## Data for processing
== == ==

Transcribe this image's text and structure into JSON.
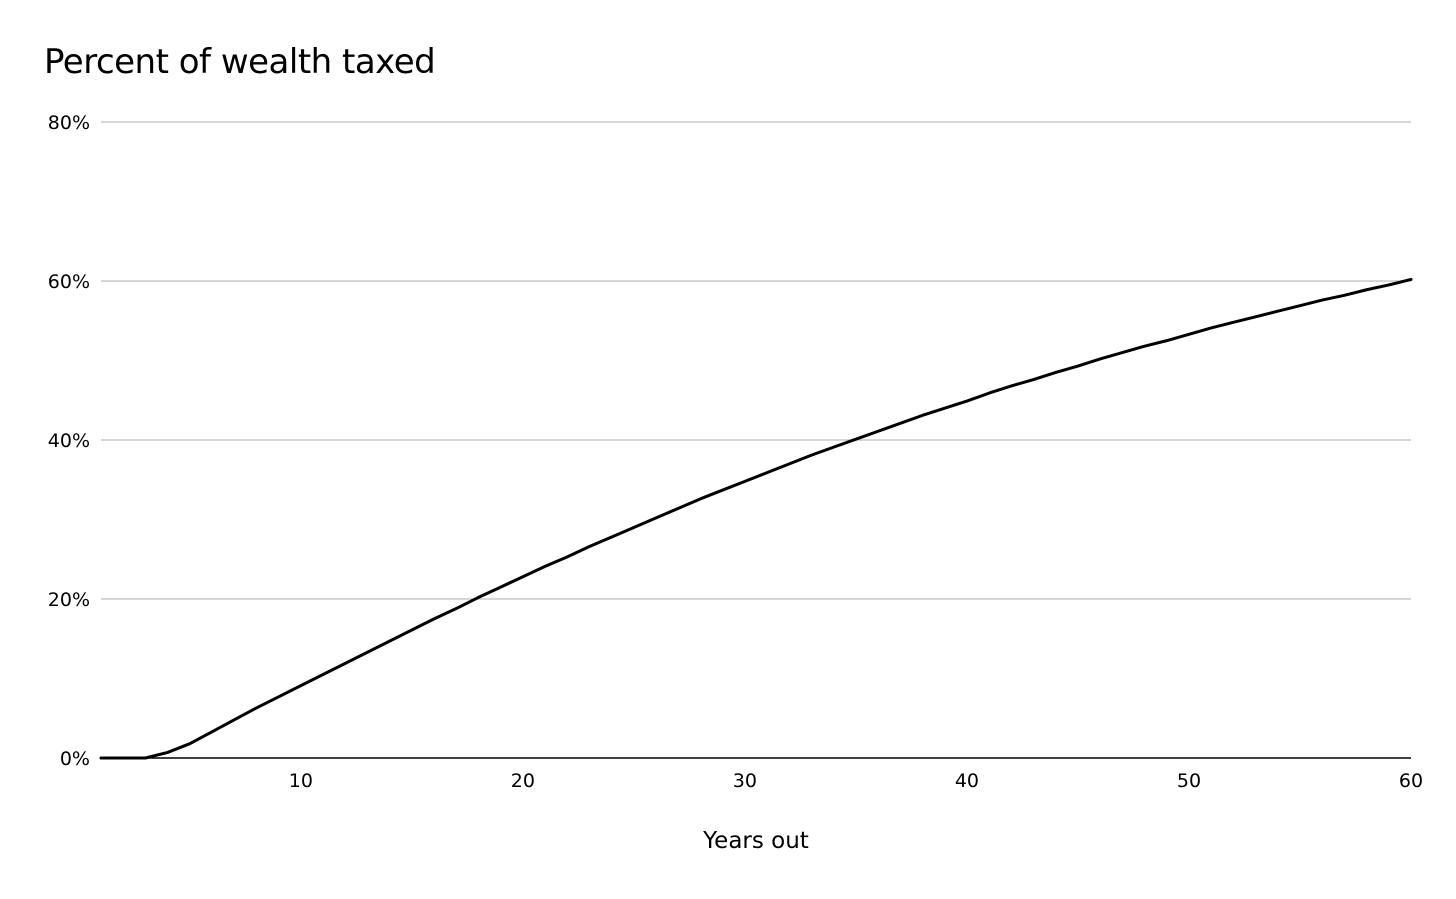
{
  "chart_data": {
    "type": "line",
    "title": "Percent of wealth taxed",
    "xlabel": "Years out",
    "ylabel": "",
    "xlim": [
      1,
      60
    ],
    "ylim": [
      0,
      80
    ],
    "x_ticks": [
      10,
      20,
      30,
      40,
      50,
      60
    ],
    "y_ticks": [
      0,
      20,
      40,
      60,
      80
    ],
    "y_tick_labels": [
      "0%",
      "20%",
      "40%",
      "60%",
      "80%"
    ],
    "grid": true,
    "legend": "none",
    "series": [
      {
        "color": "#000000",
        "x": [
          1,
          2,
          3,
          4,
          5,
          6,
          7,
          8,
          9,
          10,
          11,
          12,
          13,
          14,
          15,
          16,
          17,
          18,
          19,
          20,
          21,
          22,
          23,
          24,
          25,
          26,
          27,
          28,
          29,
          30,
          31,
          32,
          33,
          34,
          35,
          36,
          37,
          38,
          39,
          40,
          41,
          42,
          43,
          44,
          45,
          46,
          47,
          48,
          49,
          50,
          51,
          52,
          53,
          54,
          55,
          56,
          57,
          58,
          59,
          60
        ],
        "y": [
          0,
          0,
          0,
          0.7,
          1.8,
          3.3,
          4.8,
          6.3,
          7.7,
          9.1,
          10.5,
          11.9,
          13.3,
          14.7,
          16.1,
          17.5,
          18.8,
          20.2,
          21.5,
          22.8,
          24.1,
          25.3,
          26.6,
          27.8,
          29.0,
          30.2,
          31.4,
          32.6,
          33.7,
          34.8,
          35.9,
          37.0,
          38.1,
          39.1,
          40.1,
          41.1,
          42.1,
          43.1,
          44.0,
          44.9,
          45.9,
          46.8,
          47.6,
          48.5,
          49.3,
          50.2,
          51.0,
          51.8,
          52.5,
          53.3,
          54.1,
          54.8,
          55.5,
          56.2,
          56.9,
          57.6,
          58.2,
          58.9,
          59.5,
          60.2
        ]
      }
    ]
  }
}
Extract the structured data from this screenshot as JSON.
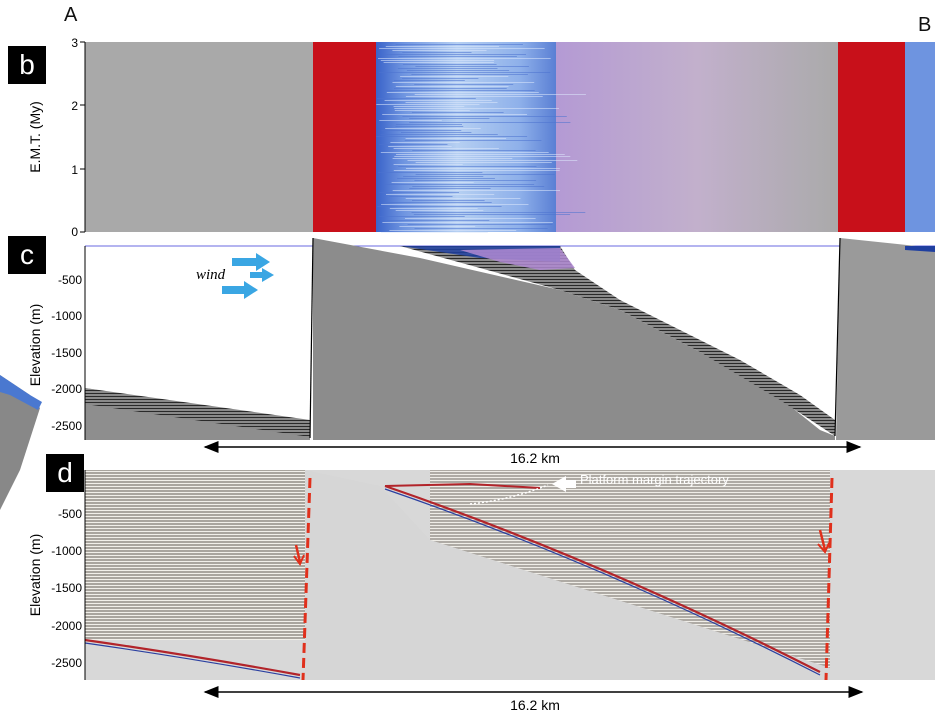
{
  "figure": {
    "corner_left": "A",
    "corner_right": "B",
    "panels": [
      {
        "id": "b",
        "badge": "b",
        "ylabel": "E.M.T. (My)",
        "yticks": [
          "3",
          "2",
          "1",
          "0"
        ]
      },
      {
        "id": "c",
        "badge": "c",
        "ylabel": "Elevation (m)",
        "yticks": [
          "-500",
          "-1000",
          "-1500",
          "-2000",
          "-2500"
        ],
        "annotation": "wind",
        "scale_label": "16.2 km"
      },
      {
        "id": "d",
        "badge": "d",
        "ylabel": "Elevation (m)",
        "yticks": [
          "-500",
          "-1000",
          "-1500",
          "-2000",
          "-2500"
        ],
        "annotation": "Platform margin trajectory",
        "scale_label": "16.2 km"
      }
    ],
    "colors": {
      "basement_gray": "#9a9a9a",
      "red": "#c8101a",
      "blue_dark": "#3a63c9",
      "blue_light": "#a8c4ee",
      "purple": "#a88ad0",
      "arrow_blue": "#3aa6e3",
      "seismic_bg": "#d6d6d6"
    }
  }
}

== == ==

## Your objective
Reproduce the listing exactly. Leave its pictures out.

## Solution below
Transcribe this image's text and structure into JSON.
{
  "chart_data": {
    "type": "line",
    "title": "Percent of wealth taxed",
    "xlabel": "Years out",
    "ylabel": "",
    "xlim": [
      1,
      60
    ],
    "ylim": [
      0,
      80
    ],
    "x_ticks": [
      10,
      20,
      30,
      40,
      50,
      60
    ],
    "y_ticks": [
      0,
      20,
      40,
      60,
      80
    ],
    "y_tick_labels": [
      "0%",
      "20%",
      "40%",
      "60%",
      "80%"
    ],
    "grid": true,
    "legend": "none",
    "series": [
      {
        "color": "#000000",
        "x": [
          1,
          2,
          3,
          4,
          5,
          6,
          7,
          8,
          9,
          10,
          11,
          12,
          13,
          14,
          15,
          16,
          17,
          18,
          19,
          20,
          21,
          22,
          23,
          24,
          25,
          26,
          27,
          28,
          29,
          30,
          31,
          32,
          33,
          34,
          35,
          36,
          37,
          38,
          39,
          40,
          41,
          42,
          43,
          44,
          45,
          46,
          47,
          48,
          49,
          50,
          51,
          52,
          53,
          54,
          55,
          56,
          57,
          58,
          59,
          60
        ],
        "y": [
          0,
          0,
          0,
          0.7,
          1.8,
          3.3,
          4.8,
          6.3,
          7.7,
          9.1,
          10.5,
          11.9,
          13.3,
          14.7,
          16.1,
          17.5,
          18.8,
          20.2,
          21.5,
          22.8,
          24.1,
          25.3,
          26.6,
          27.8,
          29.0,
          30.2,
          31.4,
          32.6,
          33.7,
          34.8,
          35.9,
          37.0,
          38.1,
          39.1,
          40.1,
          41.1,
          42.1,
          43.1,
          44.0,
          44.9,
          45.9,
          46.8,
          47.6,
          48.5,
          49.3,
          50.2,
          51.0,
          51.8,
          52.5,
          53.3,
          54.1,
          54.8,
          55.5,
          56.2,
          56.9,
          57.6,
          58.2,
          58.9,
          59.5,
          60.2
        ]
      }
    ]
  }
}
Extract the structured data from this screenshot as JSON.
{
  "figure": {
    "corner_left": "A",
    "corner_right": "B",
    "panels": [
      {
        "id": "b",
        "badge": "b",
        "ylabel": "E.M.T. (My)",
        "yticks": [
          "3",
          "2",
          "1",
          "0"
        ]
      },
      {
        "id": "c",
        "badge": "c",
        "ylabel": "Elevation (m)",
        "yticks": [
          "-500",
          "-1000",
          "-1500",
          "-2000",
          "-2500"
        ],
        "annotation": "wind",
        "scale_label": "16.2 km"
      },
      {
        "id": "d",
        "badge": "d",
        "ylabel": "Elevation (m)",
        "yticks": [
          "-500",
          "-1000",
          "-1500",
          "-2000",
          "-2500"
        ],
        "annotation": "Platform margin trajectory",
        "scale_label": "16.2 km"
      }
    ],
    "colors": {
      "basement_gray": "#9a9a9a",
      "red": "#c8101a",
      "blue_dark": "#3a63c9",
      "blue_light": "#a8c4ee",
      "purple": "#a88ad0",
      "arrow_blue": "#3aa6e3",
      "seismic_bg": "#d6d6d6"
    }
  }
}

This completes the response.